--- start MATERIAL FOR THIS TASK ---

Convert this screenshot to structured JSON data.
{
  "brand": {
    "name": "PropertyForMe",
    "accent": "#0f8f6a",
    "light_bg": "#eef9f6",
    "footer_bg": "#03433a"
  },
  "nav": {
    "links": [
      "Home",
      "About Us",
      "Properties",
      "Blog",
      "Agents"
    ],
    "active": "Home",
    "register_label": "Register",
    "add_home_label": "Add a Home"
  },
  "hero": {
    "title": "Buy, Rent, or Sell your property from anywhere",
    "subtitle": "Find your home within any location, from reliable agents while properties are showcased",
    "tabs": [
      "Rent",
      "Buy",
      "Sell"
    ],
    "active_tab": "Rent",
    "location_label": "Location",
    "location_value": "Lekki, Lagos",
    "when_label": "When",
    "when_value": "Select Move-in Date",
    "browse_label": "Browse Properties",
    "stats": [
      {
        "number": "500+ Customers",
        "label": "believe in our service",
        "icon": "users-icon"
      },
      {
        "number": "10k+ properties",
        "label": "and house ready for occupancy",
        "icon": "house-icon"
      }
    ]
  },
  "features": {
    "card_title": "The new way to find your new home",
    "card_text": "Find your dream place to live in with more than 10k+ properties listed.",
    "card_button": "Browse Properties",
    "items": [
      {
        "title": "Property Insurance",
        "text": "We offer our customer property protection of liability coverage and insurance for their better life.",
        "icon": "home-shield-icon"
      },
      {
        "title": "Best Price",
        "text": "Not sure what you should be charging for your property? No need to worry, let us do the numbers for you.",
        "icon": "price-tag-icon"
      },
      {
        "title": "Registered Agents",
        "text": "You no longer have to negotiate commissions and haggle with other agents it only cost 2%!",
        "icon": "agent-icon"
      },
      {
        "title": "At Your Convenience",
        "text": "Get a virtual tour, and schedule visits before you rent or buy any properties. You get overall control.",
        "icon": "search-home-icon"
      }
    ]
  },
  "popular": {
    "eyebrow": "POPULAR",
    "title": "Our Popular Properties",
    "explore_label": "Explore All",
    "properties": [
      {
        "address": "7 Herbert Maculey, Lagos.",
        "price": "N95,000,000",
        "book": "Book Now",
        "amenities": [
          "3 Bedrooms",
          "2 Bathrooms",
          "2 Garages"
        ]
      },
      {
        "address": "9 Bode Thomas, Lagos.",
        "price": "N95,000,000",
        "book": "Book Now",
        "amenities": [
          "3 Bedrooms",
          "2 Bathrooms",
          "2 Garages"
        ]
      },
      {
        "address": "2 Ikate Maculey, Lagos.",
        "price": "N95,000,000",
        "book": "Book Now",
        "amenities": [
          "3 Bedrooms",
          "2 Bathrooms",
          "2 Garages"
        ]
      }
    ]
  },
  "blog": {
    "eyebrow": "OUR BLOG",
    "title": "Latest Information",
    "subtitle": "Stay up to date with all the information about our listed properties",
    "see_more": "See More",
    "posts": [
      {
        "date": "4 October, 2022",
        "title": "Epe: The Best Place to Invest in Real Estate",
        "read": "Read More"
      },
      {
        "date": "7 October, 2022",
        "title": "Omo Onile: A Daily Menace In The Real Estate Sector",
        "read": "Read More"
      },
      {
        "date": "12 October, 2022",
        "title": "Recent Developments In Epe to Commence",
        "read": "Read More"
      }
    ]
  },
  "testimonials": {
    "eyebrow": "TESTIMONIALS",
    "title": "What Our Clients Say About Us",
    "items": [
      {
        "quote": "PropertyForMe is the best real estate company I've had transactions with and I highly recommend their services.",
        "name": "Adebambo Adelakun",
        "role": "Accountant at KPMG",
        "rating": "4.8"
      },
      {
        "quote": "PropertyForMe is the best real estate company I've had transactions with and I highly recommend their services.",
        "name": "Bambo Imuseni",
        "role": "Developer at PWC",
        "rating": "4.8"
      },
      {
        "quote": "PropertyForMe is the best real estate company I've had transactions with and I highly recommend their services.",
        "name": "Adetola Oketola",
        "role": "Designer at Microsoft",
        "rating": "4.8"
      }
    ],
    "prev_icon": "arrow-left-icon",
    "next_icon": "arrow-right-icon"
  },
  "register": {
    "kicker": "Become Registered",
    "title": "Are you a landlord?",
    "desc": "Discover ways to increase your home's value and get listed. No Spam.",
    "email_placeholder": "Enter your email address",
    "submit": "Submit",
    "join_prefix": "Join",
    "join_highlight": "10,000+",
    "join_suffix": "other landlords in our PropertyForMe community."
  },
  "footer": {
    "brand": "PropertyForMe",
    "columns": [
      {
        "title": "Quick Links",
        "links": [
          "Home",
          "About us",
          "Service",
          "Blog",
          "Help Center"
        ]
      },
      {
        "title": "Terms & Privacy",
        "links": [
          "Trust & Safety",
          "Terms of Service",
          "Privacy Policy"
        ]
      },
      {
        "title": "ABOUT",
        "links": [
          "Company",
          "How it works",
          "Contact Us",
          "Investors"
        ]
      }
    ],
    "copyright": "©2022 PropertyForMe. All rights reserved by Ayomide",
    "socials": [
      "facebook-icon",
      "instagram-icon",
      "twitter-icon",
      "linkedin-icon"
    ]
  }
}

--- end MATERIAL FOR THIS TASK ---

- [WRITTEN TASK]
Write out the full set of records exactly as given.

- [ANSWER TO THE PROBLEM]
Convert this screenshot to structured JSON data.
{
  "brand": {
    "name": "PropertyForMe",
    "accent": "#0f8f6a",
    "light_bg": "#eef9f6",
    "footer_bg": "#03433a"
  },
  "nav": {
    "links": [
      "Home",
      "About Us",
      "Properties",
      "Blog",
      "Agents"
    ],
    "active": "Home",
    "register_label": "Register",
    "add_home_label": "Add a Home"
  },
  "hero": {
    "title": "Buy, Rent, or Sell your property from anywhere",
    "subtitle": "Find your home within any location, from reliable agents while properties are showcased",
    "tabs": [
      "Rent",
      "Buy",
      "Sell"
    ],
    "active_tab": "Rent",
    "location_label": "Location",
    "location_value": "Lekki, Lagos",
    "when_label": "When",
    "when_value": "Select Move-in Date",
    "browse_label": "Browse Properties",
    "stats": [
      {
        "number": "500+ Customers",
        "label": "believe in our service",
        "icon": "users-icon"
      },
      {
        "number": "10k+ properties",
        "label": "and house ready for occupancy",
        "icon": "house-icon"
      }
    ]
  },
  "features": {
    "card_title": "The new way to find your new home",
    "card_text": "Find your dream place to live in with more than 10k+ properties listed.",
    "card_button": "Browse Properties",
    "items": [
      {
        "title": "Property Insurance",
        "text": "We offer our customer property protection of liability coverage and insurance for their better life.",
        "icon": "home-shield-icon"
      },
      {
        "title": "Best Price",
        "text": "Not sure what you should be charging for your property? No need to worry, let us do the numbers for you.",
        "icon": "price-tag-icon"
      },
      {
        "title": "Registered Agents",
        "text": "You no longer have to negotiate commissions and haggle with other agents it only cost 2%!",
        "icon": "agent-icon"
      },
      {
        "title": "At Your Convenience",
        "text": "Get a virtual tour, and schedule visits before you rent or buy any properties. You get overall control.",
        "icon": "search-home-icon"
      }
    ]
  },
  "popular": {
    "eyebrow": "POPULAR",
    "title": "Our Popular Properties",
    "explore_label": "Explore All",
    "properties": [
      {
        "address": "7 Herbert Maculey, Lagos.",
        "price": "N95,000,000",
        "book": "Book Now",
        "amenities": [
          "3 Bedrooms",
          "2 Bathrooms",
          "2 Garages"
        ]
      },
      {
        "address": "9 Bode Thomas, Lagos.",
        "price": "N95,000,000",
        "book": "Book Now",
        "amenities": [
          "3 Bedrooms",
          "2 Bathrooms",
          "2 Garages"
        ]
      },
      {
        "address": "2 Ikate Maculey, Lagos.",
        "price": "N95,000,000",
        "book": "Book Now",
        "amenities": [
          "3 Bedrooms",
          "2 Bathrooms",
          "2 Garages"
        ]
      }
    ]
  },
  "blog": {
    "eyebrow": "OUR BLOG",
    "title": "Latest Information",
    "subtitle": "Stay up to date with all the information about our listed properties",
    "see_more": "See More",
    "posts": [
      {
        "date": "4 October, 2022",
        "title": "Epe: The Best Place to Invest in Real Estate",
        "read": "Read More"
      },
      {
        "date": "7 October, 2022",
        "title": "Omo Onile: A Daily Menace In The Real Estate Sector",
        "read": "Read More"
      },
      {
        "date": "12 October, 2022",
        "title": "Recent Developments In Epe to Commence",
        "read": "Read More"
      }
    ]
  },
  "testimonials": {
    "eyebrow": "TESTIMONIALS",
    "title": "What Our Clients Say About Us",
    "items": [
      {
        "quote": "PropertyForMe is the best real estate company I've had transactions with and I highly recommend their services.",
        "name": "Adebambo Adelakun",
        "role": "Accountant at KPMG",
        "rating": "4.8"
      },
      {
        "quote": "PropertyForMe is the best real estate company I've had transactions with and I highly recommend their services.",
        "name": "Bambo Imuseni",
        "role": "Developer at PWC",
        "rating": "4.8"
      },
      {
        "quote": "PropertyForMe is the best real estate company I've had transactions with and I highly recommend their services.",
        "name": "Adetola Oketola",
        "role": "Designer at Microsoft",
        "rating": "4.8"
      }
    ],
    "prev_icon": "arrow-left-icon",
    "next_icon": "arrow-right-icon"
  },
  "register": {
    "kicker": "Become Registered",
    "title": "Are you a landlord?",
    "desc": "Discover ways to increase your home's value and get listed. No Spam.",
    "email_placeholder": "Enter your email address",
    "submit": "Submit",
    "join_prefix": "Join",
    "join_highlight": "10,000+",
    "join_suffix": "other landlords in our PropertyForMe community."
  },
  "footer": {
    "brand": "PropertyForMe",
    "columns": [
      {
        "title": "Quick Links",
        "links": [
          "Home",
          "About us",
          "Service",
          "Blog",
          "Help Center"
        ]
      },
      {
        "title": "Terms & Privacy",
        "links": [
          "Trust & Safety",
          "Terms of Service",
          "Privacy Policy"
        ]
      },
      {
        "title": "ABOUT",
        "links": [
          "Company",
          "How it works",
          "Contact Us",
          "Investors"
        ]
      }
    ],
    "copyright": "©2022 PropertyForMe. All rights reserved by Ayomide",
    "socials": [
      "facebook-icon",
      "instagram-icon",
      "twitter-icon",
      "linkedin-icon"
    ]
  }
}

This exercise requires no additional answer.